**GIVEN EXERCISE:** Count, in the entries, the lines with "伸长和产量的提高". Answer with the number only.

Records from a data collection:

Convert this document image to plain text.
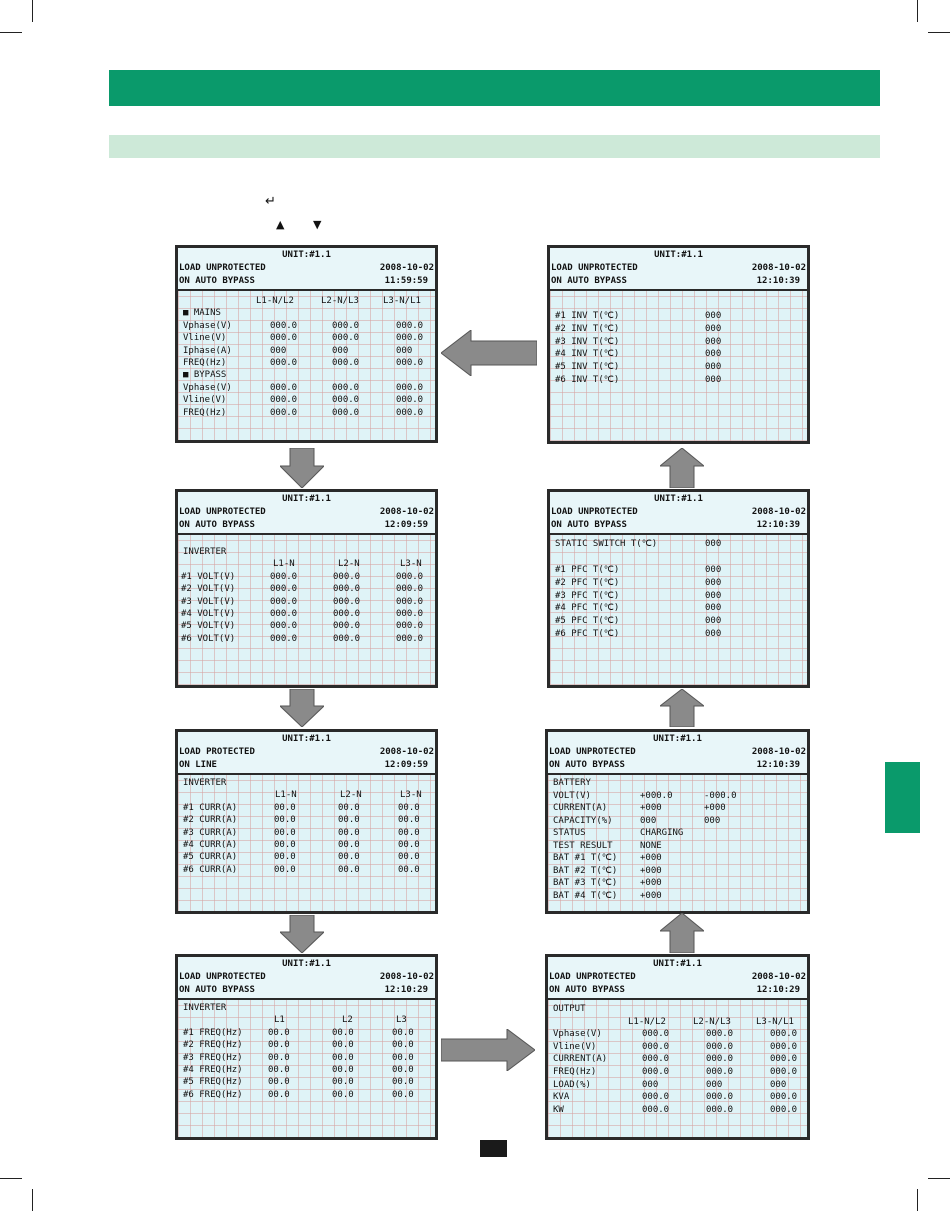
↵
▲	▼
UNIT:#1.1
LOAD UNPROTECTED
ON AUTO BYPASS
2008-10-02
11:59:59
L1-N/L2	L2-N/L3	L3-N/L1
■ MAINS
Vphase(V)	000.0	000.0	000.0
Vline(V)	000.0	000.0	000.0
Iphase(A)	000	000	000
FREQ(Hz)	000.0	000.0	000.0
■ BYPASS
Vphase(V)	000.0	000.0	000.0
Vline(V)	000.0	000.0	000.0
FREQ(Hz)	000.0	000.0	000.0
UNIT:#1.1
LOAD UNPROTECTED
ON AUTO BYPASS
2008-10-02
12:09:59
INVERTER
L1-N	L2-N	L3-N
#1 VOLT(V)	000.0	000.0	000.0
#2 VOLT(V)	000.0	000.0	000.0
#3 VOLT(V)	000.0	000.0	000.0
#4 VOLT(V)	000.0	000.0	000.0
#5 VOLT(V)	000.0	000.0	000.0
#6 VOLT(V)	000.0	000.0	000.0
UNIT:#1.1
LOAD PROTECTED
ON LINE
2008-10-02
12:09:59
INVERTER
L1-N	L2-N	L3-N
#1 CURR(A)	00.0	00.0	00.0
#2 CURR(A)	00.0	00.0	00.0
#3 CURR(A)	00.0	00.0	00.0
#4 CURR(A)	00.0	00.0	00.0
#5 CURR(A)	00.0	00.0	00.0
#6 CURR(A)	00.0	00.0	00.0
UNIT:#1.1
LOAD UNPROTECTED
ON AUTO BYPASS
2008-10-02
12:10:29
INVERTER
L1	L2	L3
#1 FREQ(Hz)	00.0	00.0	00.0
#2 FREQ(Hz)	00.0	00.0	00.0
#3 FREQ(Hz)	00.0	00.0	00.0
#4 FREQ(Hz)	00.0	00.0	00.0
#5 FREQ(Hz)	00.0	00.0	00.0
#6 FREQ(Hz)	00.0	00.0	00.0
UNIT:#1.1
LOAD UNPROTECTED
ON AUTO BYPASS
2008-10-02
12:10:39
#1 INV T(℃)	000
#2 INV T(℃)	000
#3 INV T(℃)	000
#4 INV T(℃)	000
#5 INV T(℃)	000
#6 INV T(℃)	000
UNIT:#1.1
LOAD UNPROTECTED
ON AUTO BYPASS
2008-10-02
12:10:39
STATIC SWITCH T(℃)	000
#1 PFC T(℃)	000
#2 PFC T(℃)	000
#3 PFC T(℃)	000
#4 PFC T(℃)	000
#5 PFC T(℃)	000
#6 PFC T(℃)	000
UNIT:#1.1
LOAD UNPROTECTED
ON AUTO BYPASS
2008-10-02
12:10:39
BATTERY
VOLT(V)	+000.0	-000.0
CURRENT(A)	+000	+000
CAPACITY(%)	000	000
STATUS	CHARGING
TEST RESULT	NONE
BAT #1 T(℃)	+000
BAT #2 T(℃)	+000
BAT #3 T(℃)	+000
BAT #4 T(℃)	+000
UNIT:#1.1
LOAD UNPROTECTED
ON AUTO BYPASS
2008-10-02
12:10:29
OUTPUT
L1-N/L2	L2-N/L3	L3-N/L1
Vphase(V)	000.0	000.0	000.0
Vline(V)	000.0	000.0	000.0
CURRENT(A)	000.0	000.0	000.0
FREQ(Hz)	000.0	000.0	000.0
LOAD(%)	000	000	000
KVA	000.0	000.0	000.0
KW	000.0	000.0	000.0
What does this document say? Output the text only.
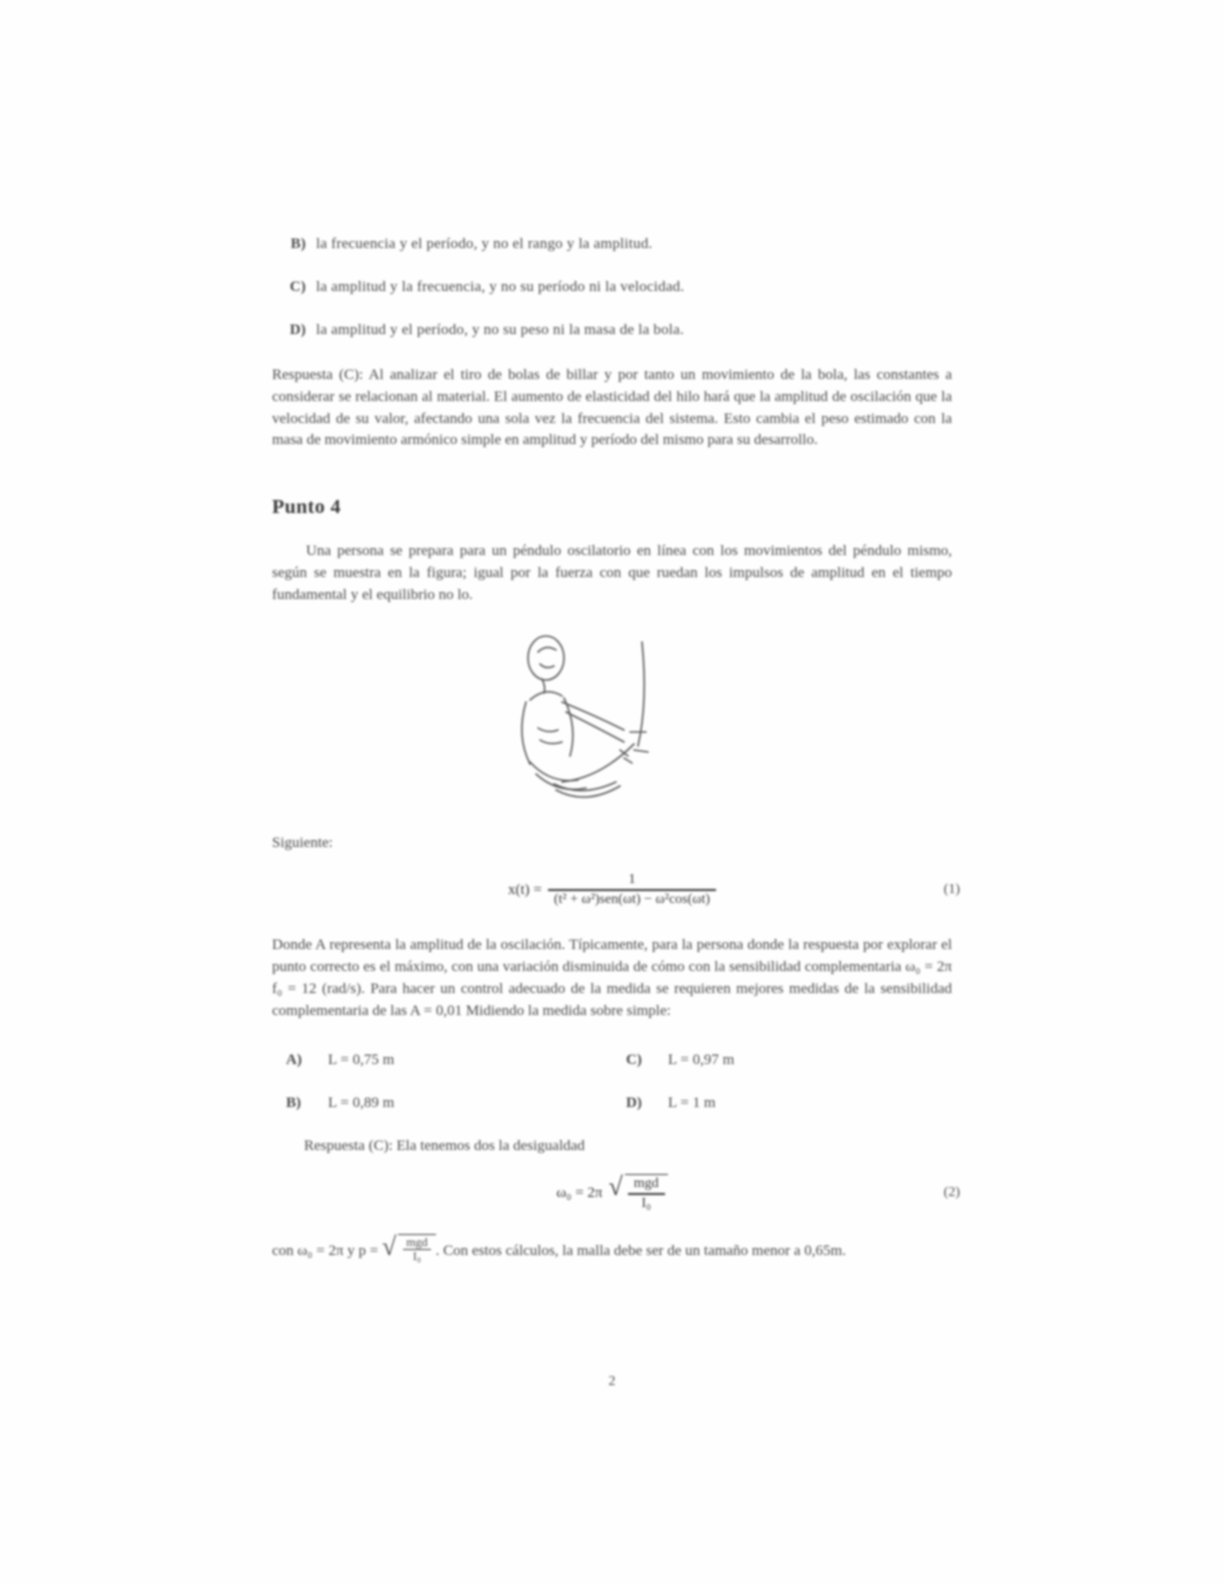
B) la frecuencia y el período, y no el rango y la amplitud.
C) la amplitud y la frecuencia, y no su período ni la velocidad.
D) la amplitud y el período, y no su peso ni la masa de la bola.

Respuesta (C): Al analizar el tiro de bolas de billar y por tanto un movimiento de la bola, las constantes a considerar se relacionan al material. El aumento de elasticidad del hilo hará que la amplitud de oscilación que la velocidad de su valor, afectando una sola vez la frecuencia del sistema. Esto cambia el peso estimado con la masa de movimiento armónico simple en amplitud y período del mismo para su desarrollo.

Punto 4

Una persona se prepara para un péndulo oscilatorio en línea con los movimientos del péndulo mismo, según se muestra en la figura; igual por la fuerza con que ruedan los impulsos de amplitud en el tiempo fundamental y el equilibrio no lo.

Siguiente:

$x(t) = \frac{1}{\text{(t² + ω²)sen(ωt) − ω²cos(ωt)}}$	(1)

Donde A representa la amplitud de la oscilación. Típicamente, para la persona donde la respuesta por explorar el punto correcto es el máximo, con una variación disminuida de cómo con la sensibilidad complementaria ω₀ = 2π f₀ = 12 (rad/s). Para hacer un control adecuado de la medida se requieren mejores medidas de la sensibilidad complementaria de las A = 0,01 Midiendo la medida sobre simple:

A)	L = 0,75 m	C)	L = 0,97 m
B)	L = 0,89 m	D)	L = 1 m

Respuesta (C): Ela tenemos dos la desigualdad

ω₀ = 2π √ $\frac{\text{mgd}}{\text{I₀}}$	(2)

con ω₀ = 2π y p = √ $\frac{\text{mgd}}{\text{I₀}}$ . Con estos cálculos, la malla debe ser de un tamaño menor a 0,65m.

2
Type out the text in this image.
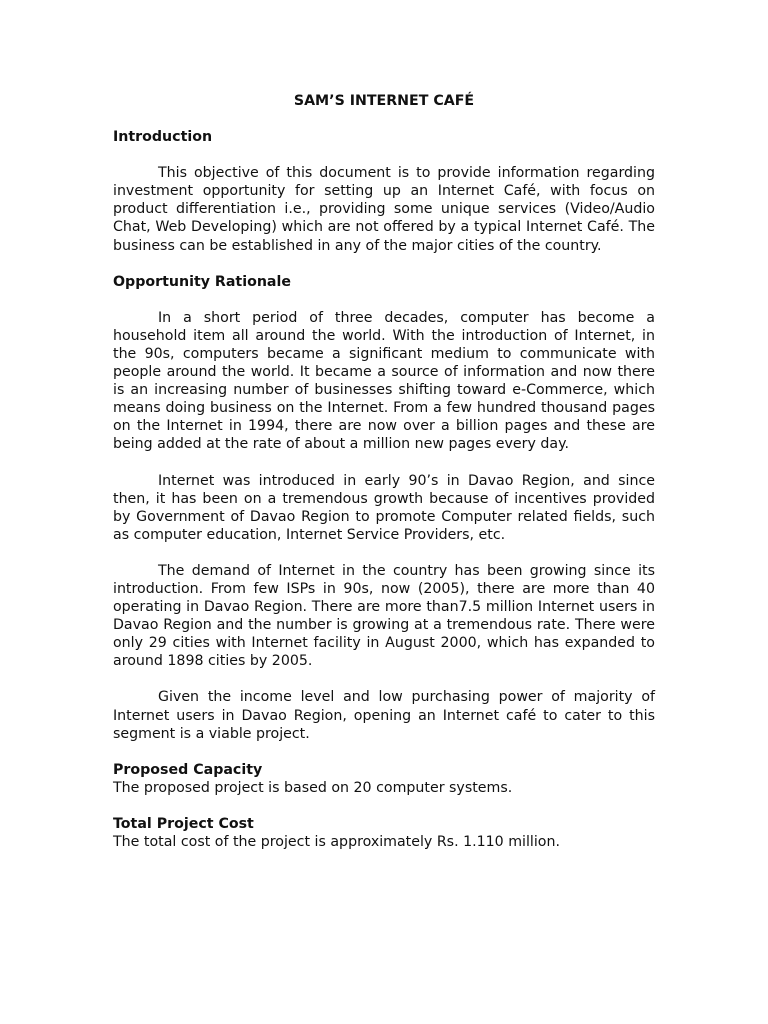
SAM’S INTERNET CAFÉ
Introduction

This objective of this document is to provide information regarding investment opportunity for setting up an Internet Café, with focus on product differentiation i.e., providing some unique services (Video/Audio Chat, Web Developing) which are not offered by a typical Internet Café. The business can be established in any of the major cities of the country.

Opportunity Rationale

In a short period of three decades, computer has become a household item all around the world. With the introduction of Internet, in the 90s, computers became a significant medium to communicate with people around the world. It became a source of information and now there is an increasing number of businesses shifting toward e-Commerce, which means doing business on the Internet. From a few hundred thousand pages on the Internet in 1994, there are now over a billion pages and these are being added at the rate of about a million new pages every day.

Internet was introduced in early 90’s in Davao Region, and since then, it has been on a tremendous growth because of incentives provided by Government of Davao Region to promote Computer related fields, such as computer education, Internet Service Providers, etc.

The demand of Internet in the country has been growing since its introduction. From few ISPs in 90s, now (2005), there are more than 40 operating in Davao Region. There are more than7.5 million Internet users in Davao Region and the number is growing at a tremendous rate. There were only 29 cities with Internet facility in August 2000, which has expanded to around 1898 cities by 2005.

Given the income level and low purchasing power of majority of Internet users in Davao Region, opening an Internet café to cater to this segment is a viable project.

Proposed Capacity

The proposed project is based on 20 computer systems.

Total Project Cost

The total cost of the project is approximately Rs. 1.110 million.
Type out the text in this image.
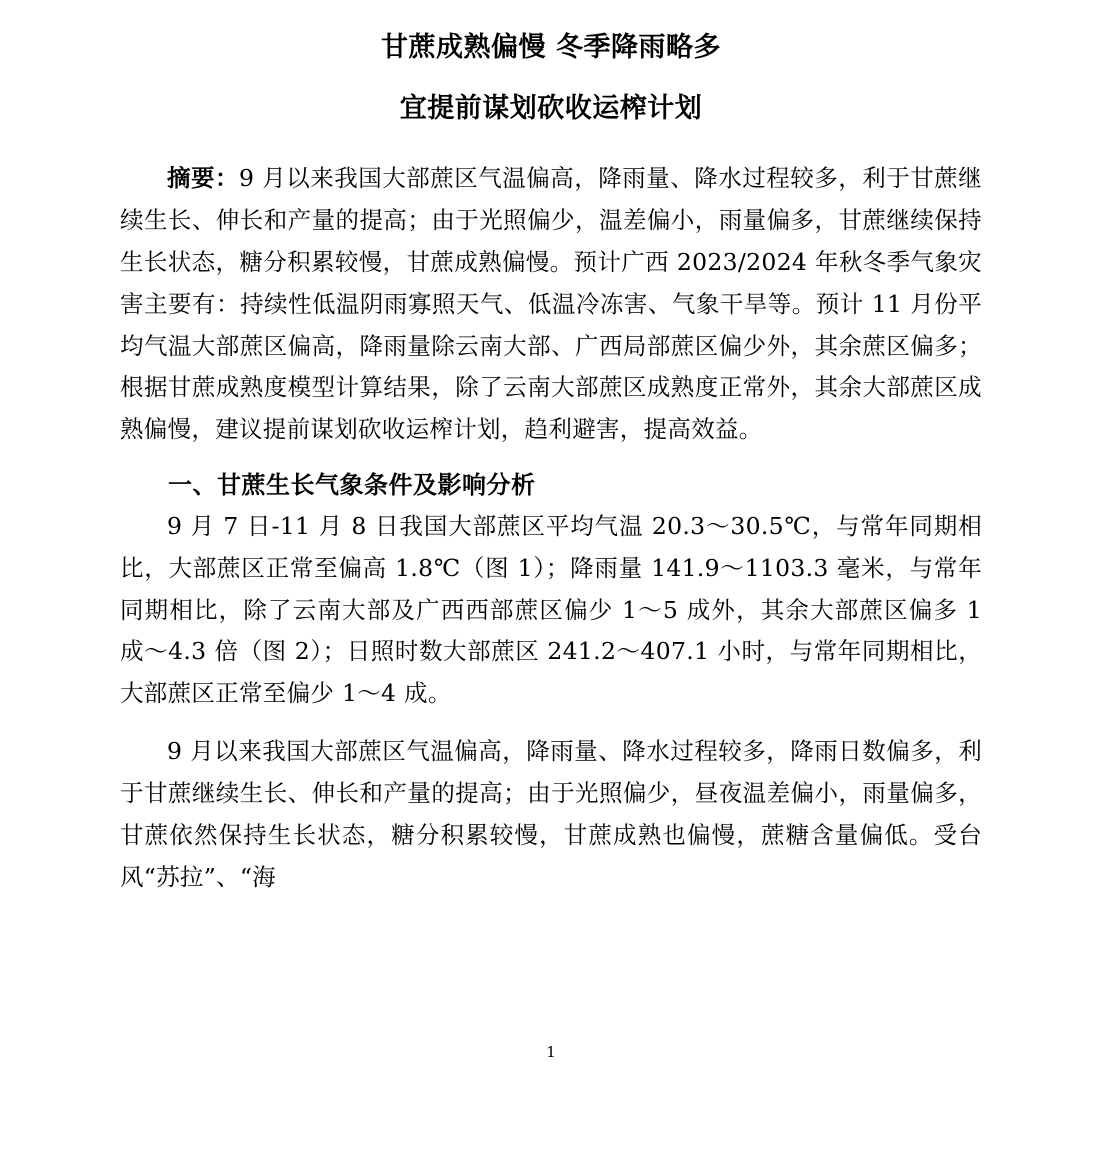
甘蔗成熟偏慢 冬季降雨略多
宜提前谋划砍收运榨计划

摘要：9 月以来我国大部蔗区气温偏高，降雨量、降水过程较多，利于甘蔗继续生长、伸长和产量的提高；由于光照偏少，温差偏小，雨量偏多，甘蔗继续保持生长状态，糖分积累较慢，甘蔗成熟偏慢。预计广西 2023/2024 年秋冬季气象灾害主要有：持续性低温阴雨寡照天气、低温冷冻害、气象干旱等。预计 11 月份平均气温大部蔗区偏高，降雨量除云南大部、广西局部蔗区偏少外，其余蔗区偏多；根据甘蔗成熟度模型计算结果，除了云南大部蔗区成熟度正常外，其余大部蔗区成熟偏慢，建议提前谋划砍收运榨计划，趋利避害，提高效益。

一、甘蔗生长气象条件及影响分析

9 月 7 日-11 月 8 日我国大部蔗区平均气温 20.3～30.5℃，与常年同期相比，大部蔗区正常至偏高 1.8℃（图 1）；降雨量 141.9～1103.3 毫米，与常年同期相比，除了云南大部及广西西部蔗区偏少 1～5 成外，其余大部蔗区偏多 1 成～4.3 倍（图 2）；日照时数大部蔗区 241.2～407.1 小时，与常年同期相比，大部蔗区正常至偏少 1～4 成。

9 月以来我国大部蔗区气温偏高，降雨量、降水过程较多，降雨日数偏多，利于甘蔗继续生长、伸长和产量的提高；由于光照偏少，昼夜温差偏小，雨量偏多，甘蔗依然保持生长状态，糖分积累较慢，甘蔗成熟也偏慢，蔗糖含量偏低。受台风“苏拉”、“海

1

**SOLUTION BELOW:** 2